**Short task:** Please quote the lines of every item below word for word, leaving out the pictures.

**Task material:**
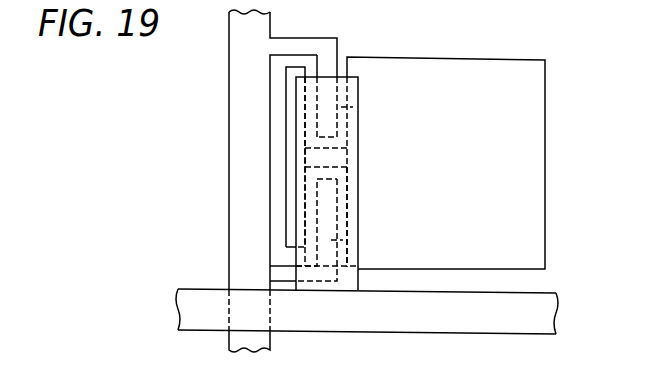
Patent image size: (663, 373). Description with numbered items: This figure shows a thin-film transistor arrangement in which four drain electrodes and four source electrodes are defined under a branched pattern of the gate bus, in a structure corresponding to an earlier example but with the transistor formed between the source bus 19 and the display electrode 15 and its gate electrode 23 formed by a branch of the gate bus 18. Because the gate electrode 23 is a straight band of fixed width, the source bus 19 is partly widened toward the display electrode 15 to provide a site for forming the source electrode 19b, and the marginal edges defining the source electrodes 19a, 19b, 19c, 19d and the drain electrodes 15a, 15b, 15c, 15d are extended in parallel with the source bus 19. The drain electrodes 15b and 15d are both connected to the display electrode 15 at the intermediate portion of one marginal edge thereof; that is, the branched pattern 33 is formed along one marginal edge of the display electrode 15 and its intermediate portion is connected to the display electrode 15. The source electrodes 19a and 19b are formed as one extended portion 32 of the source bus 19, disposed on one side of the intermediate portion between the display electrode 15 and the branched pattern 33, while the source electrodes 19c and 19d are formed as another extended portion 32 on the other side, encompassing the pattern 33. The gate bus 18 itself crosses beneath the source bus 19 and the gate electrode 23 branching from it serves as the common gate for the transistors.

The display electrode 15 is at (538, 129).
The drain electrode 15a is at (303, 93).
The drain electrode 15b is at (347, 125).
The drain electrode 15c is at (303, 223).
The drain electrode 15d is at (349, 223).
The gate bus 18 is at (199, 333).
The source bus 19 is at (235, 57).
The source electrode 19a is at (313, 117).
The source electrode 19b is at (338, 137).
The source electrode 19c is at (313, 194).
The source electrode 19d is at (338, 193).
The gate electrode 23 is at (358, 80).
The extended portion of the source bus 32 is at (347, 107).
The branched pattern 33 is at (288, 180).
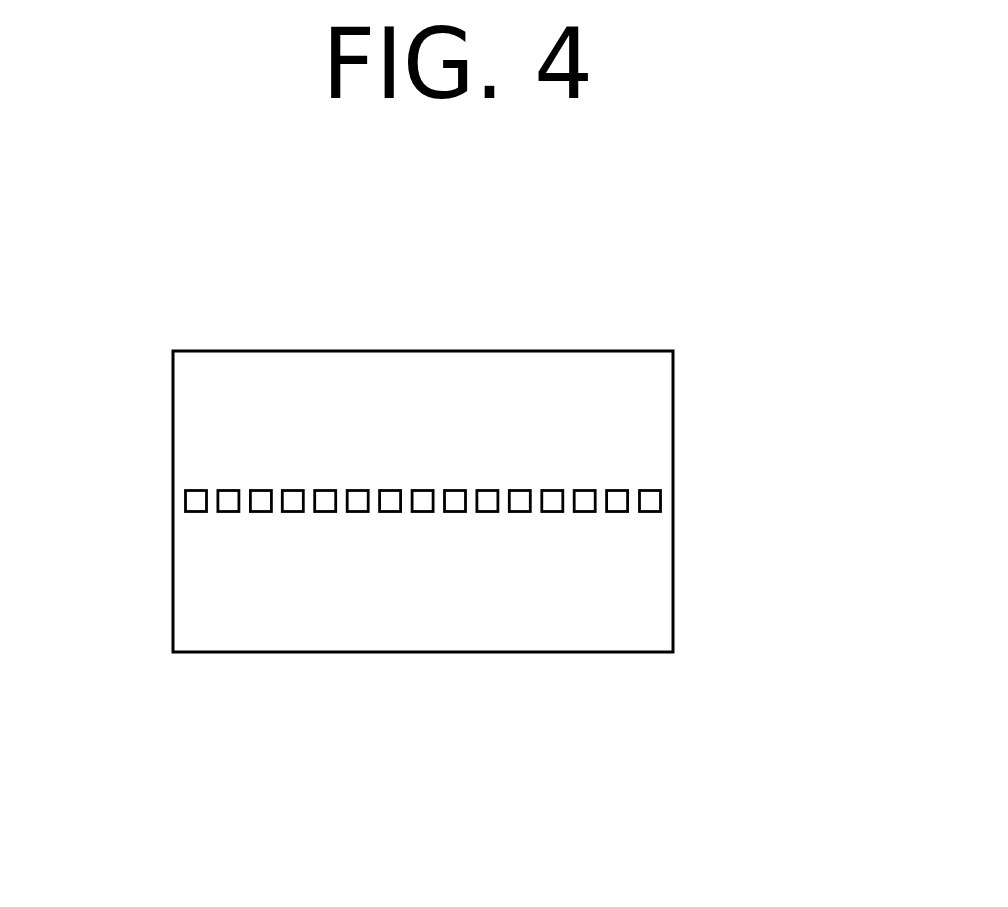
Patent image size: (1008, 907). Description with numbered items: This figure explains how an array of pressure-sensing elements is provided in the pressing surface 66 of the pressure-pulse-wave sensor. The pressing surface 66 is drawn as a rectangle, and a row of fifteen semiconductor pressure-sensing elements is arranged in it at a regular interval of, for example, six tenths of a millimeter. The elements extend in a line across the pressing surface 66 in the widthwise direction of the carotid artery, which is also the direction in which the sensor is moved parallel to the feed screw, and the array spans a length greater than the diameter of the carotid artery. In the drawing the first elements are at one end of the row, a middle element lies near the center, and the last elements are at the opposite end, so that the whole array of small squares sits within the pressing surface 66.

The pressing surface 66 is at (497, 365).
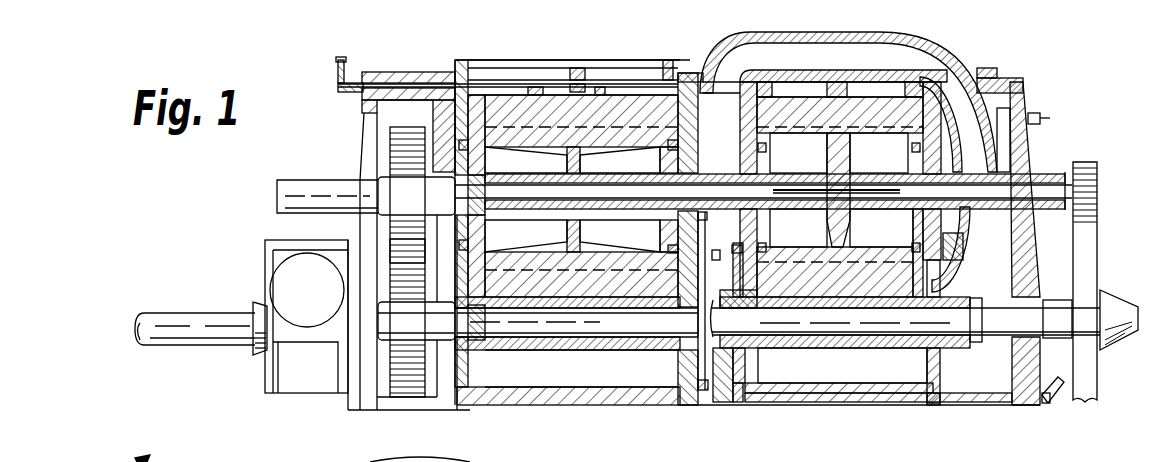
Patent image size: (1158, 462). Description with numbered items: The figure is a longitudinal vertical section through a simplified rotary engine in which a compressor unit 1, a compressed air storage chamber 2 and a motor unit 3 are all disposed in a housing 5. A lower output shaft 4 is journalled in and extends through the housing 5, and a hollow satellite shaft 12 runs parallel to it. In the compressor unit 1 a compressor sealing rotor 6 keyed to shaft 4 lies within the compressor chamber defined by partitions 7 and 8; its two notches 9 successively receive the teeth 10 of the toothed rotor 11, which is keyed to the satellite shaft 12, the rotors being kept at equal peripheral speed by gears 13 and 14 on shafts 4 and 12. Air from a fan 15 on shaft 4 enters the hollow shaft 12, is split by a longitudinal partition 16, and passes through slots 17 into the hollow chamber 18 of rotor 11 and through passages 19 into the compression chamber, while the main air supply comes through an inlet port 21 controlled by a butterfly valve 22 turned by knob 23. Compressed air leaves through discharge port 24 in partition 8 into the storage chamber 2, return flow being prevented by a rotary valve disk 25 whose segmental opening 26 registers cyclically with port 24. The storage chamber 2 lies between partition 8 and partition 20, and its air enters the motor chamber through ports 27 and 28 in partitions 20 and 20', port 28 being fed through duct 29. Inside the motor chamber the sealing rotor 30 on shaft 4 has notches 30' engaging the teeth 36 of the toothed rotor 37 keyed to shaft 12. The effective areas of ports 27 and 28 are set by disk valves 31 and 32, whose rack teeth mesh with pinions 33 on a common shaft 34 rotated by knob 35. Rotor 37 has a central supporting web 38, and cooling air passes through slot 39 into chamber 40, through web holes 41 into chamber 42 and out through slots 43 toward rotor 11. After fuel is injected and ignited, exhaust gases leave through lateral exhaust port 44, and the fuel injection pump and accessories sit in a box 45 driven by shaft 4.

The compressor unit 1 is at (527, 54).
The compressed air storage chamber 2 is at (716, 110).
The motor unit 3 is at (889, 77).
The lower output shaft 4 is at (195, 320).
The housing 5 is at (348, 122).
The compressor sealing rotor 6 is at (497, 338).
The partition 7 is at (440, 110).
The partition 8 is at (700, 145).
The notches 9 is at (577, 342).
The teeth 10 is at (553, 112).
The toothed rotor 11 is at (492, 135).
The satellite shaft 12 is at (300, 180).
The gear 13 is at (405, 383).
The gear 14 is at (400, 133).
The fan 15 is at (1085, 375).
The longitudinally extending partition 16 is at (640, 195).
The slots 17 is at (505, 210).
The hollow chamber 18 is at (652, 152).
The passages 19 is at (592, 148).
The partition 20 is at (730, 189).
The partition 20' is at (945, 171).
The inlet port 21 is at (531, 95).
The butterfly valve 22 is at (497, 84).
The knob 23 is at (338, 62).
The discharge port 24 is at (690, 245).
The rotary valve disk 25 is at (705, 385).
The segmental opening 26 is at (700, 258).
The port 27 is at (745, 270).
The port 28 is at (933, 272).
The duct 29 is at (830, 50).
The sealing rotor 30 is at (906, 342).
The notches 30' is at (790, 360).
The controlling disk valve 31 is at (735, 363).
The controlling disk valve 32 is at (925, 348).
The pinions 33 is at (740, 405).
The common shaft 34 is at (805, 400).
The knob 35 is at (1050, 403).
The teeth 36 is at (885, 100).
The toothed rotor 37 is at (855, 148).
The central supporting web 38 is at (835, 160).
The slot 39 is at (905, 191).
The chamber 40 is at (940, 148).
The web holes 41 is at (828, 140).
The chamber 42 is at (781, 145).
The slots 43 is at (830, 250).
The lateral exhaust port 44 is at (857, 82).
The box 45 is at (298, 378).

**Solution to this problem:**
Patent image size: (663, 373). Description with numbered items: This figure shows a thin-film transistor arrangement in which four drain electrodes and four source electrodes are defined under a branched pattern of the gate bus, in a structure corresponding to an earlier example but with the transistor formed between the source bus 19 and the display electrode 15 and its gate electrode 23 formed by a branch of the gate bus 18. Because the gate electrode 23 is a straight band of fixed width, the source bus 19 is partly widened toward the display electrode 15 to provide a site for forming the source electrode 19b, and the marginal edges defining the source electrodes 19a, 19b, 19c, 19d and the drain electrodes 15a, 15b, 15c, 15d are extended in parallel with the source bus 19. The drain electrodes 15b and 15d are both connected to the display electrode 15 at the intermediate portion of one marginal edge thereof; that is, the branched pattern 33 is formed along one marginal edge of the display electrode 15 and its intermediate portion is connected to the display electrode 15. The source electrodes 19a and 19b are formed as one extended portion 32 of the source bus 19, disposed on one side of the intermediate portion between the display electrode 15 and the branched pattern 33, while the source electrodes 19c and 19d are formed as another extended portion 32 on the other side, encompassing the pattern 33. The gate bus 18 itself crosses beneath the source bus 19 and the gate electrode 23 branching from it serves as the common gate for the transistors.

The display electrode 15 is at (538, 129).
The drain electrode 15a is at (303, 93).
The drain electrode 15b is at (347, 125).
The drain electrode 15c is at (303, 223).
The drain electrode 15d is at (349, 223).
The gate bus 18 is at (199, 333).
The source bus 19 is at (235, 57).
The source electrode 19a is at (313, 117).
The source electrode 19b is at (338, 137).
The source electrode 19c is at (313, 194).
The source electrode 19d is at (338, 193).
The gate electrode 23 is at (358, 80).
The extended portion of the source bus 32 is at (347, 107).
The branched pattern 33 is at (288, 180).
Patent image size: (1008, 907). Description with numbered items: This figure explains how an array of pressure-sensing elements is provided in the pressing surface 66 of the pressure-pulse-wave sensor. The pressing surface 66 is drawn as a rectangle, and a row of fifteen semiconductor pressure-sensing elements is arranged in it at a regular interval of, for example, six tenths of a millimeter. The elements extend in a line across the pressing surface 66 in the widthwise direction of the carotid artery, which is also the direction in which the sensor is moved parallel to the feed screw, and the array spans a length greater than the diameter of the carotid artery. In the drawing the first elements are at one end of the row, a middle element lies near the center, and the last elements are at the opposite end, so that the whole array of small squares sits within the pressing surface 66.

The pressing surface 66 is at (497, 365).
Patent image size: (1158, 462). Description with numbered items: The figure is a longitudinal vertical section through a simplified rotary engine in which a compressor unit 1, a compressed air storage chamber 2 and a motor unit 3 are all disposed in a housing 5. A lower output shaft 4 is journalled in and extends through the housing 5, and a hollow satellite shaft 12 runs parallel to it. In the compressor unit 1 a compressor sealing rotor 6 keyed to shaft 4 lies within the compressor chamber defined by partitions 7 and 8; its two notches 9 successively receive the teeth 10 of the toothed rotor 11, which is keyed to the satellite shaft 12, the rotors being kept at equal peripheral speed by gears 13 and 14 on shafts 4 and 12. Air from a fan 15 on shaft 4 enters the hollow shaft 12, is split by a longitudinal partition 16, and passes through slots 17 into the hollow chamber 18 of rotor 11 and through passages 19 into the compression chamber, while the main air supply comes through an inlet port 21 controlled by a butterfly valve 22 turned by knob 23. Compressed air leaves through discharge port 24 in partition 8 into the storage chamber 2, return flow being prevented by a rotary valve disk 25 whose segmental opening 26 registers cyclically with port 24. The storage chamber 2 lies between partition 8 and partition 20, and its air enters the motor chamber through ports 27 and 28 in partitions 20 and 20', port 28 being fed through duct 29. Inside the motor chamber the sealing rotor 30 on shaft 4 has notches 30' engaging the teeth 36 of the toothed rotor 37 keyed to shaft 12. The effective areas of ports 27 and 28 are set by disk valves 31 and 32, whose rack teeth mesh with pinions 33 on a common shaft 34 rotated by knob 35. Rotor 37 has a central supporting web 38, and cooling air passes through slot 39 into chamber 40, through web holes 41 into chamber 42 and out through slots 43 toward rotor 11. After fuel is injected and ignited, exhaust gases leave through lateral exhaust port 44, and the fuel injection pump and accessories sit in a box 45 driven by shaft 4.

The compressor unit 1 is at (527, 54).
The compressed air storage chamber 2 is at (716, 110).
The motor unit 3 is at (889, 77).
The lower output shaft 4 is at (195, 320).
The housing 5 is at (348, 122).
The compressor sealing rotor 6 is at (497, 338).
The partition 7 is at (440, 110).
The partition 8 is at (700, 145).
The notches 9 is at (577, 342).
The teeth 10 is at (553, 112).
The toothed rotor 11 is at (492, 135).
The satellite shaft 12 is at (300, 180).
The gear 13 is at (405, 383).
The gear 14 is at (400, 133).
The fan 15 is at (1085, 375).
The longitudinally extending partition 16 is at (640, 195).
The slots 17 is at (505, 210).
The hollow chamber 18 is at (652, 152).
The passages 19 is at (592, 148).
The partition 20 is at (730, 189).
The partition 20' is at (945, 171).
The inlet port 21 is at (531, 95).
The butterfly valve 22 is at (497, 84).
The knob 23 is at (338, 62).
The discharge port 24 is at (690, 245).
The rotary valve disk 25 is at (705, 385).
The segmental opening 26 is at (700, 258).
The port 27 is at (745, 270).
The port 28 is at (933, 272).
The duct 29 is at (830, 50).
The sealing rotor 30 is at (906, 342).
The notches 30' is at (790, 360).
The controlling disk valve 31 is at (735, 363).
The controlling disk valve 32 is at (925, 348).
The pinions 33 is at (740, 405).
The common shaft 34 is at (805, 400).
The knob 35 is at (1050, 403).
The teeth 36 is at (885, 100).
The toothed rotor 37 is at (855, 148).
The central supporting web 38 is at (835, 160).
The slot 39 is at (905, 191).
The chamber 40 is at (940, 148).
The web holes 41 is at (828, 140).
The chamber 42 is at (781, 145).
The slots 43 is at (830, 250).
The lateral exhaust port 44 is at (857, 82).
The box 45 is at (298, 378).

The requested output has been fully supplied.